- **Data entries**
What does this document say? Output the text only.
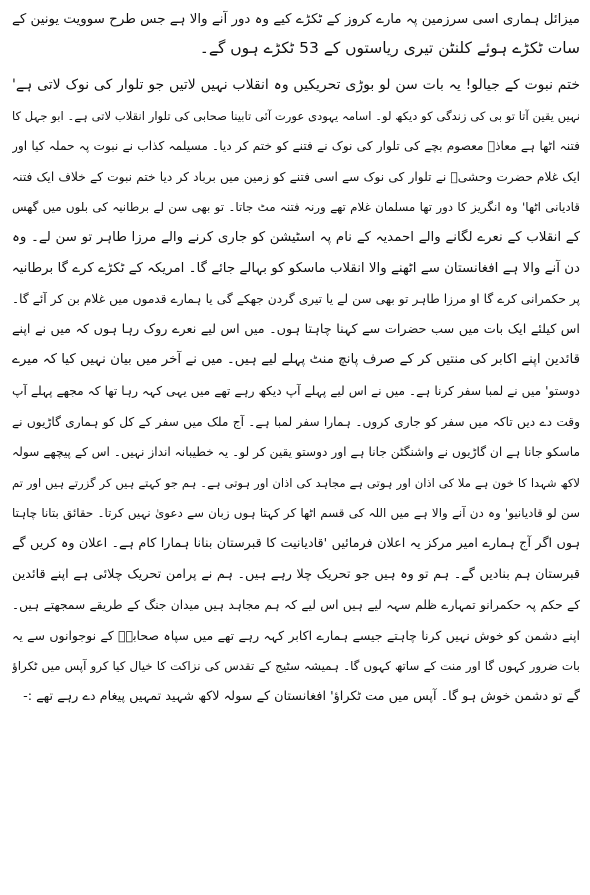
میزائل ہماری اسی سرزمین پہ مارے کروز کے ٹکڑے کیے وہ دور آنے والا ہے جس طرح سوویت یونین کے

سات ٹکڑے ہوئے کلنٹن تیری ریاستوں کے 53 ٹکڑے ہوں گے۔

ختم نبوت کے جیالو! یہ بات سن لو بوڑی تحریکیں وہ انقلاب نہیں لاتیں جو تلوار کی نوک لاتی ہے'

نہیں یقین آتا تو بی کی زندگی کو دیکھ لو۔ اسامہ یہودی عورت آئی تابینا صحابی کی تلوار انقلاب لاتی ہے۔ ابو جہل کا

فتنہ اٹھا ہے معاذؓ معصوم بچے کی تلوار کی نوک نے فتنے کو ختم کر دیا۔ مسیلمہ کذاب نے نبوت پہ حملہ کیا اور

ایک غلام حضرت وحشیؓ نے تلوار کی نوک سے اسی فتنے کو زمین میں برباد کر دیا ختم نبوت کے خلاف ایک فتنہ

قادیانی اٹھا' وہ انگریز کا دور تھا مسلمان غلام تھے ورنہ فتنہ مٹ جاتا۔ تو بھی سن لے برطانیہ کی بلوں میں گھس

کے انقلاب کے نعرے لگانے والے احمدیہ کے نام پہ اسٹیشن کو جاری کرنے والے مرزا طاہر تو سن لے۔ وہ

دن آنے والا ہے افغانستان سے اٹھنے والا انقلاب ماسکو کو بہالے جائے گا۔ امریکہ کے ٹکڑے کرے گا برطانیہ

پر حکمرانی کرے گا او مرزا طاہر تو بھی سن لے یا تیری گردن جھکے گی یا ہمارے قدموں میں غلام بن کر آئے گا۔

اس کیلئے ایک بات میں سب حضرات سے کہنا چاہتا ہوں۔ میں اس لیے نعرے روک رہا ہوں کہ میں نے اپنے

قائدین اپنے اکابر کی منتیں کر کے صرف پانچ منٹ پہلے لیے ہیں۔ میں نے آخر میں بیان نہیں کیا کہ میرے

دوستو' میں نے لمبا سفر کرنا ہے۔ میں نے اس لیے پہلے آپ دیکھ رہے تھے میں یہی کہہ رہا تھا کہ مجھے پہلے آپ

وقت دے دیں تاکہ میں سفر کو جاری کروں۔ ہمارا سفر لمبا ہے۔ آج ملک میں سفر کے کل کو ہماری گاڑیوں نے

ماسکو جانا ہے ان گاڑیوں نے واشنگٹن جانا ہے اور دوستو یقین کر لو۔ یہ خطیبانہ انداز نہیں۔ اس کے پیچھے سولہ

لاکھ شہدا کا خون ہے ملا کی اذان اور ہوتی ہے مجاہد کی اذان اور ہوتی ہے۔ ہم جو کہتے ہیں کر گزرتے ہیں اور تم

سن لو قادیانیو' وہ دن آنے والا ہے میں اللہ کی قسم اٹھا کر کہتا ہوں زبان سے دعویٰ نہیں کرتا۔ حقائق بتانا چاہتا

ہوں اگر آج ہمارے امیر مرکز یہ اعلان فرمائیں 'قادیانیت کا قبرستان بنانا ہمارا کام ہے۔ اعلان وہ کریں گے

قبرستان ہم بنادیں گے۔ ہم تو وہ ہیں جو تحریک چلا رہے ہیں۔ ہم نے پرامن تحریک چلائی ہے اپنے قائدین

کے حکم پہ حکمرانو تمہارے ظلم سہہ لیے ہیں اس لیے کہ ہم مجاہد ہیں میدان جنگ کے طریقے سمجھتے ہیں۔

اپنے دشمن کو خوش نہیں کرنا چاہتے جیسے ہمارے اکابر کہہ رہے تھے میں سپاہ صحابہؓ کے نوجوانوں سے یہ

بات ضرور کہوں گا اور منت کے ساتھ کہوں گا۔ ہمیشہ سٹیج کے تقدس کی نزاکت کا خیال کیا کرو آپس میں ٹکراؤ

گے تو دشمن خوش ہو گا۔ آپس میں مت ٹکراؤ' افغانستان کے سولہ لاکھ شہید تمہیں پیغام دے رہے تھے :-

- **DESCRIPTION OF THE TASK**
Using the records above, list each line that includes "سولہ".

- **EXERCISE ANSWER**
ماسکو جانا ہے ان گاڑیوں نے واشنگٹن جانا ہے اور دوستو یقین کر لو۔ یہ خطیبانہ انداز نہیں۔ اس کے پیچھے سولہ
گے تو دشمن خوش ہو گا۔ آپس میں مت ٹکراؤ' افغانستان کے سولہ لاکھ شہید تمہیں پیغام دے رہے تھے :-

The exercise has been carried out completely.